◆ DOCUMENT TEXT ◆
--------

Air Cdre Khalid Iqbal (R)
Towards the end of their official tenure, often people tend to say things which they have been opposing while in chair.
Conversely, such statements also indicate that the incumbent would soon leave the chair. Three such statements are quite interesting. First, Indian foreign secretary Nirupama Rao has articulated some promising things about India-Pakistan relations. She said that perhaps it was wrong on the part of India to stop talking to Pakistan after the 2008 Mumbai attack; and that Pakistan’s attitude had changed towards terrorism and therefore there were better prospects for an India-Pakistan normalisation. Second, Indian Prime Minister Manmohan Singh has expressed the hope that Pakistan will “leave Kashmir alone”, as it has its own share of internal problems to deal with! Manmohan Singh went on to add that Pakistan hasn’t done enough on the terror front.
Third, Dr Singh made derogatory remarks about Bangladesh to the effect that about 25% of its population is under the influence of ISI; it invoked a demarche by Bangladesh. Indian foreign minister had to rush to Bangladesh to save the forthcoming India-Bangladesh summit. Nevertheless, Dr Singh’s tribute to ISI will certainly improve its rating, which is at its lowest after ‘Operation Geronimo!’These remarks, however indicate that ‘Singh is King’ who has probably been asked to pave the way for young Rahul Ghandi. Through such statement, India imitates American behaviour. Dr Singh’s statement on Kashmir indicates the Indian perception that under current environment, Pakistan cannot do much to change the Indian position on Kashmir. India assumes that Pakistan has been made too weak, internally and externally, to stand in front of India; and that internal disorder would compel Pakistan to focus inward, for quite some time, to avoid an implosion.
Indeed India has a major role in bringing Pakistan to the current situation of domestic instability. Indian political policy making tier is employing its spy networks for destabilizing FATA and Baluchistan. This behaviour indicates India’s opportunist approach towards Pakistan aimed at retaining the handle for derailing the ongoing peace process, when so required. For Pakistan and Kashmiri people, settlement of Kashmir dispute is of an immediate concern. Indeed, it is the only core issue between India and Pakistan. On the other hand, India does not seek the resolution of Kashmir issue as per the wishes of Kashmiri people as enunciated in several UN resolutions. India understands that, in such a setting, it would lose IHK. Therefore, buying time and supporting a ‘freeze’ suits India.

--------

◆ INSTRUCTION A ◆
Reproduce the stretch of the article on India-Pakistan relations from "Conversely, such statements" through "the terror front.", word for word.
◆ INSTRUCTION B ◆
Carry on writing the article on India-Pakistan relations from the point where it stops.

--------

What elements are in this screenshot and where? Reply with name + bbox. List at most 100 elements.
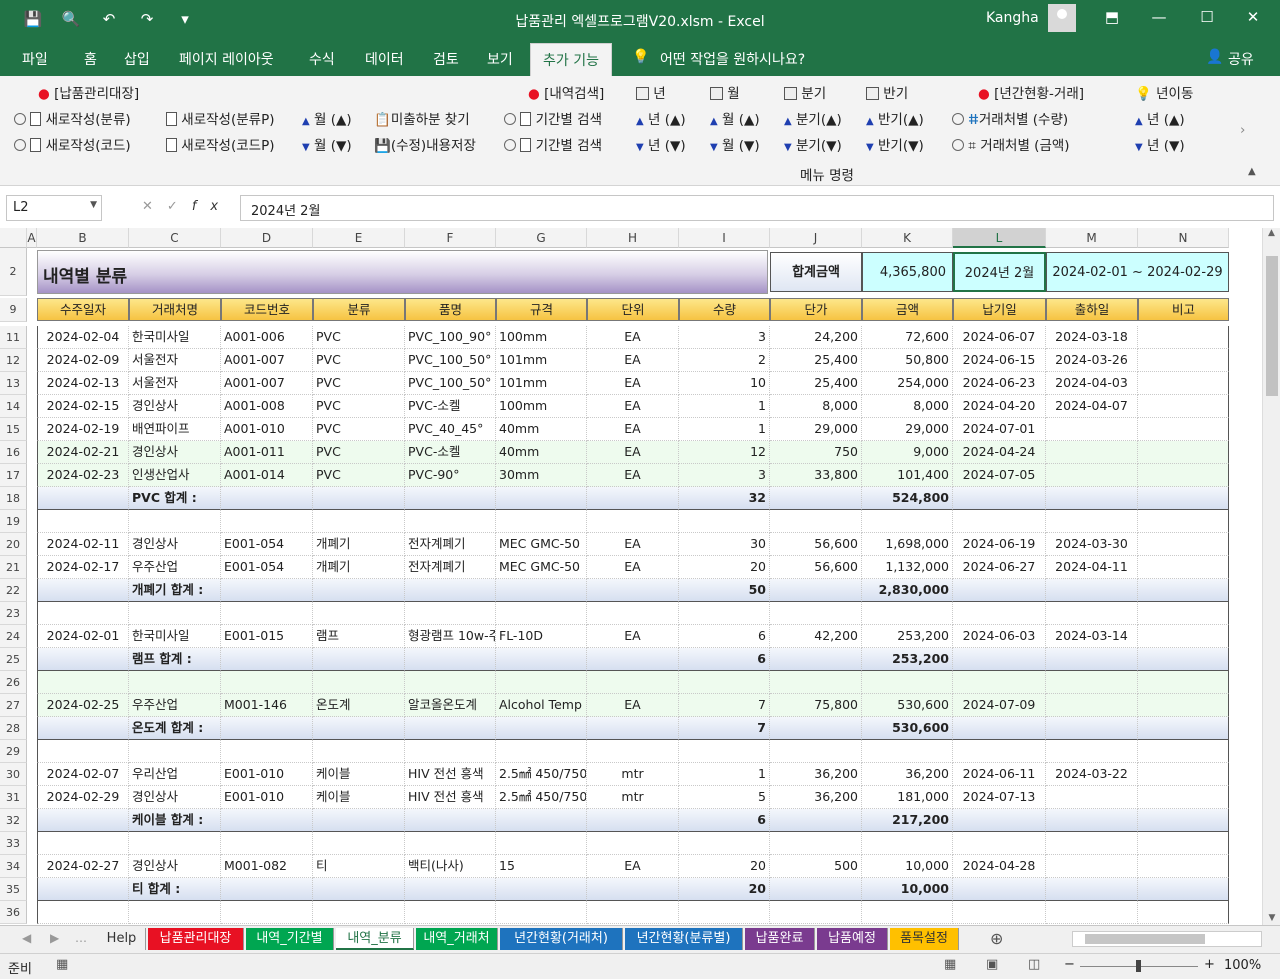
table-cell[interactable] — [313, 717, 405, 740]
table-cell[interactable] — [405, 602, 496, 625]
table-cell[interactable] — [1138, 510, 1229, 533]
table-cell[interactable]: 217,200 — [862, 809, 953, 832]
table-cell[interactable]: 75,800 — [770, 694, 862, 717]
table-cell[interactable] — [1138, 602, 1229, 625]
table-cell[interactable]: 5 — [679, 786, 770, 809]
row-header[interactable]: 12 — [0, 349, 27, 372]
fx-icon[interactable]: fx — [192, 199, 232, 214]
table-cell[interactable]: EA — [587, 464, 679, 487]
table-cell[interactable]: 온도계 합계 : — [129, 717, 221, 740]
table-cell[interactable]: 경인상사 — [129, 395, 221, 418]
row-header[interactable]: 9 — [0, 298, 27, 322]
table-cell[interactable]: 2024-03-14 — [1046, 625, 1138, 648]
tab-formulas[interactable]: 수식 — [309, 49, 335, 69]
sheet-tab[interactable]: 품목설정 — [890, 928, 959, 950]
table-cell[interactable]: 케이블 — [313, 786, 405, 809]
row-header[interactable]: 2 — [0, 248, 27, 296]
table-cell[interactable]: PVC 합계 : — [129, 487, 221, 510]
table-cell[interactable]: 램프 — [313, 625, 405, 648]
sheet-tab[interactable]: 년간현황(거래처) — [500, 928, 623, 950]
table-cell[interactable] — [1138, 717, 1229, 740]
table-cell[interactable] — [770, 510, 862, 533]
table-cell[interactable] — [405, 717, 496, 740]
table-cell[interactable] — [313, 832, 405, 855]
table-cell[interactable]: 25,400 — [770, 372, 862, 395]
column-header-g[interactable]: G — [496, 228, 587, 248]
table-cell[interactable] — [770, 671, 862, 694]
table-cell[interactable]: 개폐기 — [313, 556, 405, 579]
table-cell[interactable] — [37, 510, 129, 533]
month-up-button-2[interactable]: ▲ 월 (▲) — [710, 108, 760, 128]
table-cell[interactable] — [1046, 786, 1138, 809]
table-cell[interactable]: 전자계폐기 — [405, 533, 496, 556]
sheet-tab[interactable]: 내역_분류 — [336, 928, 414, 950]
table-cell[interactable] — [1046, 510, 1138, 533]
month-up-button[interactable]: ▲ 월 (▲) — [302, 108, 352, 128]
table-cell[interactable]: 2024-04-11 — [1046, 556, 1138, 579]
table-cell[interactable] — [587, 717, 679, 740]
period-range[interactable]: 2024-02-01 ~ 2024-02-29 — [1046, 252, 1229, 292]
enter-icon[interactable]: ✓ — [167, 199, 192, 214]
table-cell[interactable]: 36,200 — [770, 763, 862, 786]
table-cell[interactable]: 50,800 — [862, 349, 953, 372]
table-cell[interactable] — [1046, 855, 1138, 878]
user-name[interactable]: Kangha — [986, 10, 1039, 26]
table-cell[interactable]: 2024-04-07 — [1046, 395, 1138, 418]
table-cell[interactable]: PVC — [313, 326, 405, 349]
table-cell[interactable] — [1138, 464, 1229, 487]
table-cell[interactable] — [221, 671, 313, 694]
year-move-button[interactable]: 💡 년이동 — [1135, 82, 1193, 102]
normal-view-icon[interactable]: ▦ — [944, 957, 956, 972]
table-cell[interactable] — [1046, 671, 1138, 694]
table-cell[interactable]: 6 — [679, 625, 770, 648]
table-cell[interactable] — [587, 740, 679, 763]
table-cell[interactable]: A001-011 — [221, 441, 313, 464]
zoom-slider-thumb[interactable] — [1136, 960, 1141, 972]
table-cell[interactable]: mtr — [587, 763, 679, 786]
collapse-ribbon-icon[interactable]: ▲ — [1248, 166, 1256, 177]
new-by-code-button[interactable]: 새로작성(코드) — [14, 134, 131, 154]
table-cell[interactable]: A001-007 — [221, 372, 313, 395]
table-cell[interactable] — [1138, 441, 1229, 464]
table-cell[interactable] — [496, 809, 587, 832]
table-cell[interactable] — [405, 487, 496, 510]
table-cell[interactable] — [1046, 740, 1138, 763]
table-cell[interactable]: 12 — [679, 441, 770, 464]
table-cell[interactable] — [496, 878, 587, 901]
table-cell[interactable]: 2024-02-01 — [37, 625, 129, 648]
table-cell[interactable] — [129, 671, 221, 694]
table-cell[interactable]: 개폐기 합계 : — [129, 579, 221, 602]
table-cell[interactable] — [953, 717, 1046, 740]
table-cell[interactable]: 온도계 — [313, 694, 405, 717]
row-header[interactable]: 26 — [0, 671, 27, 694]
month-down-button-2[interactable]: ▼ 월 (▼) — [710, 134, 760, 154]
column-header-d[interactable]: D — [221, 228, 313, 248]
table-cell[interactable]: 72,600 — [862, 326, 953, 349]
table-cell[interactable] — [1138, 855, 1229, 878]
table-cell[interactable]: EA — [587, 372, 679, 395]
table-cell[interactable]: 2024-03-22 — [1046, 763, 1138, 786]
row-header[interactable]: 36 — [0, 901, 27, 924]
table-cell[interactable]: 2,830,000 — [862, 579, 953, 602]
table-cell[interactable]: 2024-02-11 — [37, 533, 129, 556]
table-cell[interactable] — [862, 901, 953, 924]
row-header[interactable]: 15 — [0, 418, 27, 441]
table-cell[interactable]: PVC — [313, 395, 405, 418]
table-cell[interactable] — [129, 901, 221, 924]
table-cell[interactable] — [1138, 763, 1229, 786]
table-cell[interactable]: PVC_100_50° — [405, 372, 496, 395]
table-cell[interactable] — [221, 878, 313, 901]
table-cell[interactable]: 2024-04-20 — [953, 395, 1046, 418]
table-cell[interactable] — [1138, 832, 1229, 855]
table-cell[interactable]: 8,000 — [770, 395, 862, 418]
sheet-tab[interactable]: 납품관리대장 — [148, 928, 244, 950]
table-cell[interactable]: 2024-03-26 — [1046, 349, 1138, 372]
table-cell[interactable] — [770, 832, 862, 855]
row-header[interactable]: 32 — [0, 809, 27, 832]
table-cell[interactable] — [313, 809, 405, 832]
column-header-f[interactable]: F — [405, 228, 496, 248]
table-cell[interactable]: PVC_100_90° — [405, 326, 496, 349]
table-cell[interactable]: 40mm — [496, 441, 587, 464]
table-cell[interactable]: 100mm — [496, 395, 587, 418]
table-cell[interactable]: 배연파이프 — [129, 418, 221, 441]
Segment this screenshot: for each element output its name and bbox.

--------

◆ EXERCISE ANSWER A ◆
Conversely, such statements also indicate that the incumbent would soon leave the chair. Three such statements are quite interesting. First, Indian foreign secretary Nirupama Rao has articulated some promising things about India-Pakistan relations. She said that perhaps it was wrong on the part of India to stop talking to Pakistan after the 2008 Mumbai attack; and that Pakistan’s attitude had changed towards terrorism and therefore there were better prospects for an India-Pakistan normalisation. Second, Indian Prime Minister Manmohan Singh has expressed the hope that Pakistan will “leave Kashmir alone”, as it has its own share of internal problems to deal with! Manmohan Singh went on to add that Pakistan hasn’t done enough on the terror front.

◆ EXERCISE ANSWER B ◆
There is international pressure on both India and Pakistan to start talking; India has all along been urged to abandon its policy of linking all progress in talks to the resolution of Mumbai attack case. Though Ms Rao’s statement has improved the prospects for a better environment for dialogue, it would be a miscalculation to assume any paradigm shift in Indian stance. At this point and time India is enjoying the squeezing that Pakistan is going through and is in no mood to give any breathing space to Pakistan. India has learnt the art of protracted and dead ended dialogue process from Israel. India’s stiff attitude in benign matters like water sharing and Pakistan’s access to EU markets amply demonstrate its obstructive mindset. Talks are for the satisfaction of the international community; actually India has its own agenda to follow.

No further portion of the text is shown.